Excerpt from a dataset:
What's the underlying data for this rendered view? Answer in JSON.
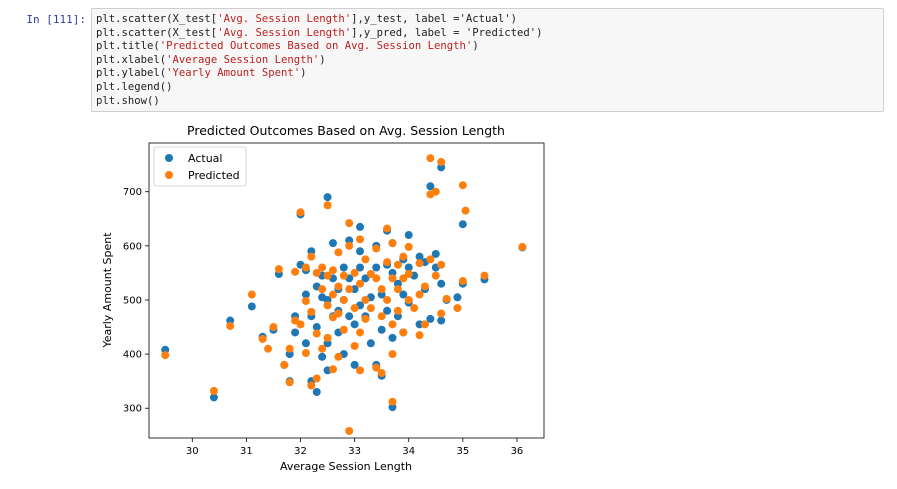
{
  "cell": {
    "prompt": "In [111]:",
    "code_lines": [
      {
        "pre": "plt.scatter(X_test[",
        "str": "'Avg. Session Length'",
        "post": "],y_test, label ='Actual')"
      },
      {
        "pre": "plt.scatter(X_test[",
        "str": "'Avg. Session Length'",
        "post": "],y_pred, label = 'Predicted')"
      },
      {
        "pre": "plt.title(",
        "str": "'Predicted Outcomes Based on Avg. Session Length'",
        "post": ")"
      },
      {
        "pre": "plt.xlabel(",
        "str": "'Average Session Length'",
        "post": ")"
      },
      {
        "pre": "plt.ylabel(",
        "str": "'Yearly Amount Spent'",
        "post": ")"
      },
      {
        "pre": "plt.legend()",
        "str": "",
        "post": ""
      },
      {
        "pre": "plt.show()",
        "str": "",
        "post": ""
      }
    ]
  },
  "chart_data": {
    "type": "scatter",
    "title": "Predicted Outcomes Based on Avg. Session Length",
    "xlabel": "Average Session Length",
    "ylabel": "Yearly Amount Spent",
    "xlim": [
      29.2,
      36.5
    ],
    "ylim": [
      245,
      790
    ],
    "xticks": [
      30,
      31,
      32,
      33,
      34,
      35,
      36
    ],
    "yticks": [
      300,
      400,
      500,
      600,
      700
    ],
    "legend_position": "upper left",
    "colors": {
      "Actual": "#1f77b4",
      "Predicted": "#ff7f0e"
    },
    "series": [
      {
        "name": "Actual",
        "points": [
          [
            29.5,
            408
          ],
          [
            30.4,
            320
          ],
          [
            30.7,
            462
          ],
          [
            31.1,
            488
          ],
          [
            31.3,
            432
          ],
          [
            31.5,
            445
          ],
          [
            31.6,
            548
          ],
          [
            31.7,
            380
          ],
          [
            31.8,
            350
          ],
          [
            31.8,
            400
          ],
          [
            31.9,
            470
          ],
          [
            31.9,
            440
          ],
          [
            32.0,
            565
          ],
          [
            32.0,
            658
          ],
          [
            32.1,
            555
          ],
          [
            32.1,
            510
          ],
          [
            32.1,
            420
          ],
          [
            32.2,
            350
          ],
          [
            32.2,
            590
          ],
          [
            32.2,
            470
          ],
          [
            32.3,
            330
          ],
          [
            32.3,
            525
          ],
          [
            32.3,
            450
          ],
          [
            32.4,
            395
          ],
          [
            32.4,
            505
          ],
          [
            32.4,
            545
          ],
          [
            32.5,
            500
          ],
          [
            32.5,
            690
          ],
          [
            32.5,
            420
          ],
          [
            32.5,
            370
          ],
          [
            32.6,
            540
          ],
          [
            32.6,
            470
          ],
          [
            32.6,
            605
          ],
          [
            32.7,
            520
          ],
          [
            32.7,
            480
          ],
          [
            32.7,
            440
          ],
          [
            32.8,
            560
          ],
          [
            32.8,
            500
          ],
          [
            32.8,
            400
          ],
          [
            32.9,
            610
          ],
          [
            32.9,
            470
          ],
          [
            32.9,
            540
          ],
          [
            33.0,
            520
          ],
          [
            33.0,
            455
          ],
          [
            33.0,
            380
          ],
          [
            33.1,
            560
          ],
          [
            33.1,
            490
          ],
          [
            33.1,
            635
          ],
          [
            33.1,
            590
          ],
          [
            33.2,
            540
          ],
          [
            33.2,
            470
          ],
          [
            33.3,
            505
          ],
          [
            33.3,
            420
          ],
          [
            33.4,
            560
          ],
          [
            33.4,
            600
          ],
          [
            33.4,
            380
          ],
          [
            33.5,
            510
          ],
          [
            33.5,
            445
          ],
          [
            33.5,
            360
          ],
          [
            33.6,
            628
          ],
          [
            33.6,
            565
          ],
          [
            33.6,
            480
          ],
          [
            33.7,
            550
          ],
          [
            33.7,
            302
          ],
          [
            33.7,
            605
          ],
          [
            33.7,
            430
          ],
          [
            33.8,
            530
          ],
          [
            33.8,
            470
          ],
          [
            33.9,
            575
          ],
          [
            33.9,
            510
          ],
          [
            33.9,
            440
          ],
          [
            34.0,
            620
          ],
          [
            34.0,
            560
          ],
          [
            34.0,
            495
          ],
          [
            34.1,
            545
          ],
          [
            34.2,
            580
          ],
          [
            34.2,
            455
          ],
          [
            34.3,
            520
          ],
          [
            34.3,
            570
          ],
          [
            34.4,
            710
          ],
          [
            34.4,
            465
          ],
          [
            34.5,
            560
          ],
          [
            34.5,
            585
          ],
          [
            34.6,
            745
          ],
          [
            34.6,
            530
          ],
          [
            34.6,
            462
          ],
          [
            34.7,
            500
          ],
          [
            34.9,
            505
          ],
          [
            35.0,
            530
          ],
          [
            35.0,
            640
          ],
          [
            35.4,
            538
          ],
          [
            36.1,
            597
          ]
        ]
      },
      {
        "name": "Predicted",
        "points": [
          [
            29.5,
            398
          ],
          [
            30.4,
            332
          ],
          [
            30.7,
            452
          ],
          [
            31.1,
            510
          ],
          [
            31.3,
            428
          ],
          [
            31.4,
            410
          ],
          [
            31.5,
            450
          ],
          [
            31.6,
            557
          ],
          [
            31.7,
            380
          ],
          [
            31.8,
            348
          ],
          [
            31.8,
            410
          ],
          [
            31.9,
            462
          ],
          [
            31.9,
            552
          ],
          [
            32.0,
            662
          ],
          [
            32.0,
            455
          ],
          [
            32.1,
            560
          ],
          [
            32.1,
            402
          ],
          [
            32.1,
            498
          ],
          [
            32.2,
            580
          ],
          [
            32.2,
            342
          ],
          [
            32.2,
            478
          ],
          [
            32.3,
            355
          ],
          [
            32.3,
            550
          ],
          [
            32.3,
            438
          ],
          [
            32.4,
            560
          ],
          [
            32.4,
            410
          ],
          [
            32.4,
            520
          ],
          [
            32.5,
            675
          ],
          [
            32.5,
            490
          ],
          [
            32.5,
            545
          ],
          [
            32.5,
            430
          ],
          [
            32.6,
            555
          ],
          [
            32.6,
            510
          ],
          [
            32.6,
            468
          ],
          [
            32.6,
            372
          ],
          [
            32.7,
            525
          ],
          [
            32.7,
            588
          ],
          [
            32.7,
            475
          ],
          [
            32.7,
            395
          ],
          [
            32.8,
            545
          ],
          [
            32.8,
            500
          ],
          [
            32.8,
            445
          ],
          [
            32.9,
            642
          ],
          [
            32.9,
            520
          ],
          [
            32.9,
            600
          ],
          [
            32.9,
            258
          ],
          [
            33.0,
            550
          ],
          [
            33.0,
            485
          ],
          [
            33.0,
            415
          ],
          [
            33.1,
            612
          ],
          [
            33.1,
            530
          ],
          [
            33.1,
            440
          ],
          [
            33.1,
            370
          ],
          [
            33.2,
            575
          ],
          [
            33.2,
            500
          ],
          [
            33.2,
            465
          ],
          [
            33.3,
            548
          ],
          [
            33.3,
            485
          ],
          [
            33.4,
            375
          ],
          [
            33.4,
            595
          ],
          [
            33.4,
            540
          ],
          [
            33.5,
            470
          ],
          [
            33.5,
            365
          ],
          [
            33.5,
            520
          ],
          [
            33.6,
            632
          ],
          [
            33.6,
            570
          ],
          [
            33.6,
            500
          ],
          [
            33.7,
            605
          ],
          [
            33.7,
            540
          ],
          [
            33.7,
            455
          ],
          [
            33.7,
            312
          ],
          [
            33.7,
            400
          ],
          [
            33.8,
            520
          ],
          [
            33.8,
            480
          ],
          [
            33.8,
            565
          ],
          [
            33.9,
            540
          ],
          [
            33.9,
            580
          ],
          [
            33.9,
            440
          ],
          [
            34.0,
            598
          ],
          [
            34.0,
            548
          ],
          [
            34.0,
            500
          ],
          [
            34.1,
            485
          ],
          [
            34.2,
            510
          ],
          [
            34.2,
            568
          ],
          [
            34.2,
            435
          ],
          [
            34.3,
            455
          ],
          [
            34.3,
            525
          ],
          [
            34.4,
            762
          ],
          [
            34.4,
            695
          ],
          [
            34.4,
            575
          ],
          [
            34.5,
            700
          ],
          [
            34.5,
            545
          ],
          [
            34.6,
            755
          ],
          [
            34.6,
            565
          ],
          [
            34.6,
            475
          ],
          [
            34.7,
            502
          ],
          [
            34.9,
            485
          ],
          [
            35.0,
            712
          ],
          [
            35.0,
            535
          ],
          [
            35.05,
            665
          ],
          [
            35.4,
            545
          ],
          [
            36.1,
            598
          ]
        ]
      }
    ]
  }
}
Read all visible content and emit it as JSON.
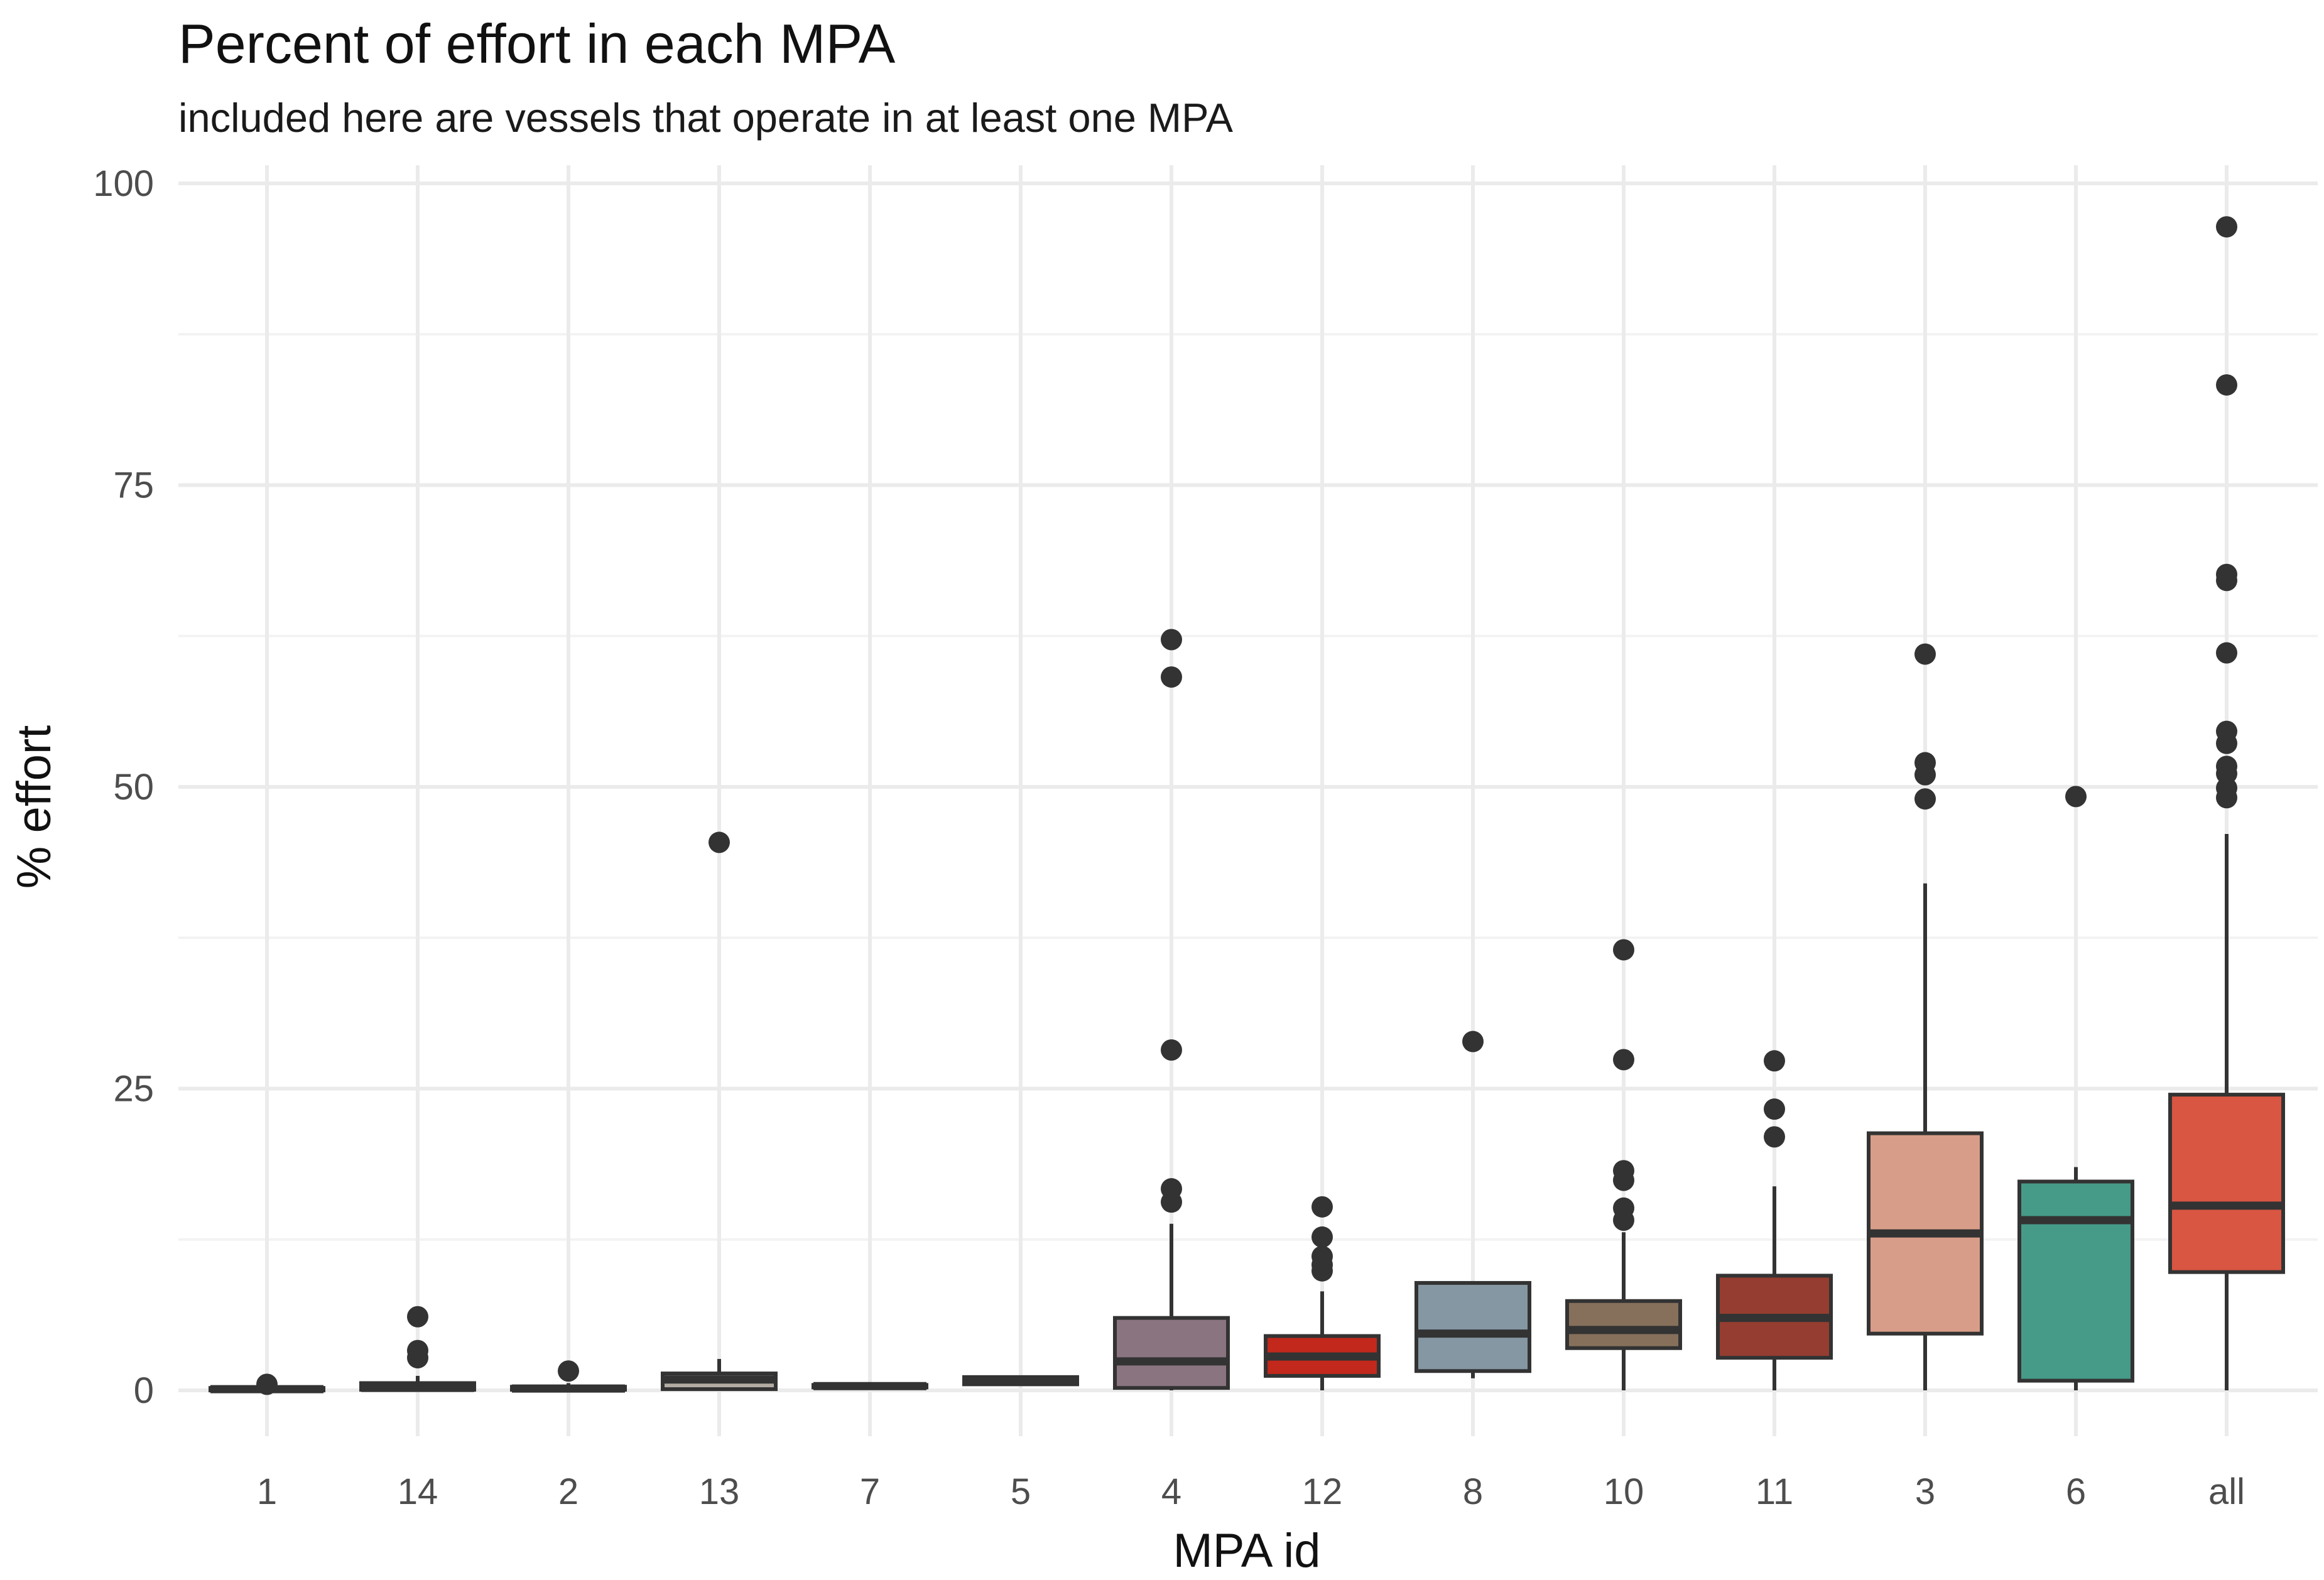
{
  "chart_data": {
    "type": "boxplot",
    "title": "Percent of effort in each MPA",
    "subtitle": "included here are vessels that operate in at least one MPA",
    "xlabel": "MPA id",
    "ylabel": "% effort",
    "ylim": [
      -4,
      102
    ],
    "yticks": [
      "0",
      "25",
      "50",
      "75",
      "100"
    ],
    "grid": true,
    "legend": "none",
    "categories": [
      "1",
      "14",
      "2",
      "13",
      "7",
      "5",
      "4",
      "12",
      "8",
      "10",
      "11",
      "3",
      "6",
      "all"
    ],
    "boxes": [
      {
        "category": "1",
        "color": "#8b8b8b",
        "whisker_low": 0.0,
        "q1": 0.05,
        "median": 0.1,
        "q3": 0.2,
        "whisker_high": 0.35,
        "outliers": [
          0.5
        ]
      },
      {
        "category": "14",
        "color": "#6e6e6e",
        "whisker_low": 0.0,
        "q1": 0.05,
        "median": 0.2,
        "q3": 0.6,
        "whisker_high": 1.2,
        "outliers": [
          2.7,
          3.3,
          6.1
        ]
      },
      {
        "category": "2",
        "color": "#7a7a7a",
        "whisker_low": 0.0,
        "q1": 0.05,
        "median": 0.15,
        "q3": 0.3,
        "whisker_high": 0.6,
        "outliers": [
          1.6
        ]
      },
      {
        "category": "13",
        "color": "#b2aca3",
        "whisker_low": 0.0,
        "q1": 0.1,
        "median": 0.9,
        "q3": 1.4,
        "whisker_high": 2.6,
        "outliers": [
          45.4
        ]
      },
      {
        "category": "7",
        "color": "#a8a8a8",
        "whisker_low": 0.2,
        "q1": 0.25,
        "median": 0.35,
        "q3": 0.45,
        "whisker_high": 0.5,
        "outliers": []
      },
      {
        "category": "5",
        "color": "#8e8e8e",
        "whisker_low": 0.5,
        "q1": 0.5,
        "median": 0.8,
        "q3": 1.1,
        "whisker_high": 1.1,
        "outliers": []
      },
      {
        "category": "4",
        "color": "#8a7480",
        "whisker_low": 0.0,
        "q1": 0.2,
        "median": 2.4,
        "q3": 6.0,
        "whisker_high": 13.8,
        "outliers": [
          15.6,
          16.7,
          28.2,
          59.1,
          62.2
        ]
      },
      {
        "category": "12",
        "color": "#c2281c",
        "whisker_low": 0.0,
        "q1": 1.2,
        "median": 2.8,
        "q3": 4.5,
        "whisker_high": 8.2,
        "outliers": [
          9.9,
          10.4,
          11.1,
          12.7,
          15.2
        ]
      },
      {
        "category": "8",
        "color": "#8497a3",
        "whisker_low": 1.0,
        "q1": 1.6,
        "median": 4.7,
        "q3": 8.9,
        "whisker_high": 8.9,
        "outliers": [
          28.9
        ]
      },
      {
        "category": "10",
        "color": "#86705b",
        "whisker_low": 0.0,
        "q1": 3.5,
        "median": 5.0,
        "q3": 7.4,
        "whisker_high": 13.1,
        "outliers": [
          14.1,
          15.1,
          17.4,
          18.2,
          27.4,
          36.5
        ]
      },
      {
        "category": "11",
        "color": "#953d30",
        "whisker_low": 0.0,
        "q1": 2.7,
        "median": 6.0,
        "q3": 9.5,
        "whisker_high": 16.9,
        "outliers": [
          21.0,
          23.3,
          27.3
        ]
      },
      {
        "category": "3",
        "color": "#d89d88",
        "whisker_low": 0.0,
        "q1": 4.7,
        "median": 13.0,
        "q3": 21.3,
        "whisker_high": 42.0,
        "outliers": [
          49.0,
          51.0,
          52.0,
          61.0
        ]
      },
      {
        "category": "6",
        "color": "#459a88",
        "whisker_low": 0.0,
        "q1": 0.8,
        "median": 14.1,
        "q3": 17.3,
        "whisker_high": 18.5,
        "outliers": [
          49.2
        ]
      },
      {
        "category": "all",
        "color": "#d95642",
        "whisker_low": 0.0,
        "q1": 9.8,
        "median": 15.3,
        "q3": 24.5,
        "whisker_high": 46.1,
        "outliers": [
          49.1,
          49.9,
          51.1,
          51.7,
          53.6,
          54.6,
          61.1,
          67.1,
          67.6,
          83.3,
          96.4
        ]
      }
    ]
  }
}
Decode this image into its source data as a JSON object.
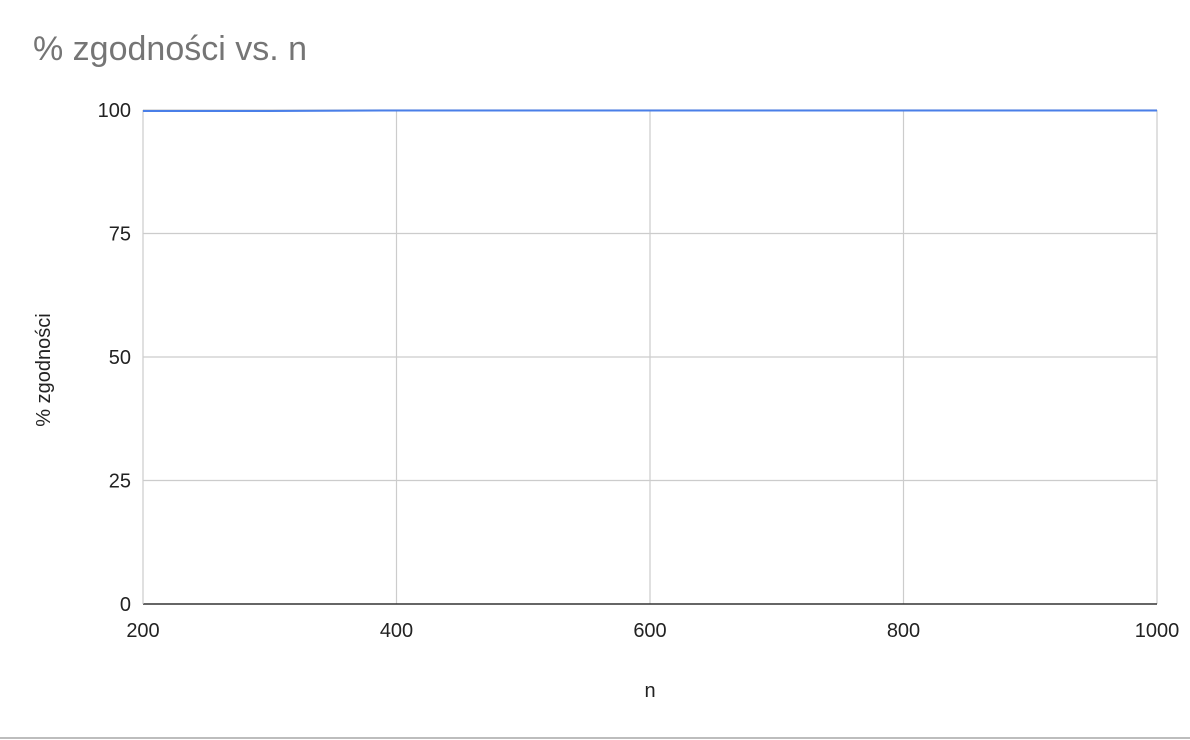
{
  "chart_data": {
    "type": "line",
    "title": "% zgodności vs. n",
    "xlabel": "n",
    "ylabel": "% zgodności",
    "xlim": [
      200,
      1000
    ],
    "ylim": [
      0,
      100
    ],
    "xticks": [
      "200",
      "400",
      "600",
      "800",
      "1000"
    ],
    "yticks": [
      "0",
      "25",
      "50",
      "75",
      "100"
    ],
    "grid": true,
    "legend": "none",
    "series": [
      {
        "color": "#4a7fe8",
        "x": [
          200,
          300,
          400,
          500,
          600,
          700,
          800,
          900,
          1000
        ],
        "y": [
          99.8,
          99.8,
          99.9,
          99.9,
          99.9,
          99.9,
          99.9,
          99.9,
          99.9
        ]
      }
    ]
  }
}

*Written request*.
Leave out the pictures, and extract exactly the lines from the one with "Decode this image" through the end of the records, both ends included.

*Exercise answer*.
Decode this image into its source data as a JSON object.
{
  "chart_data": {
    "type": "line",
    "title": "% zgodności vs. n",
    "xlabel": "n",
    "ylabel": "% zgodności",
    "xlim": [
      200,
      1000
    ],
    "ylim": [
      0,
      100
    ],
    "xticks": [
      "200",
      "400",
      "600",
      "800",
      "1000"
    ],
    "yticks": [
      "0",
      "25",
      "50",
      "75",
      "100"
    ],
    "grid": true,
    "legend": "none",
    "series": [
      {
        "color": "#4a7fe8",
        "x": [
          200,
          300,
          400,
          500,
          600,
          700,
          800,
          900,
          1000
        ],
        "y": [
          99.8,
          99.8,
          99.9,
          99.9,
          99.9,
          99.9,
          99.9,
          99.9,
          99.9
        ]
      }
    ]
  }
}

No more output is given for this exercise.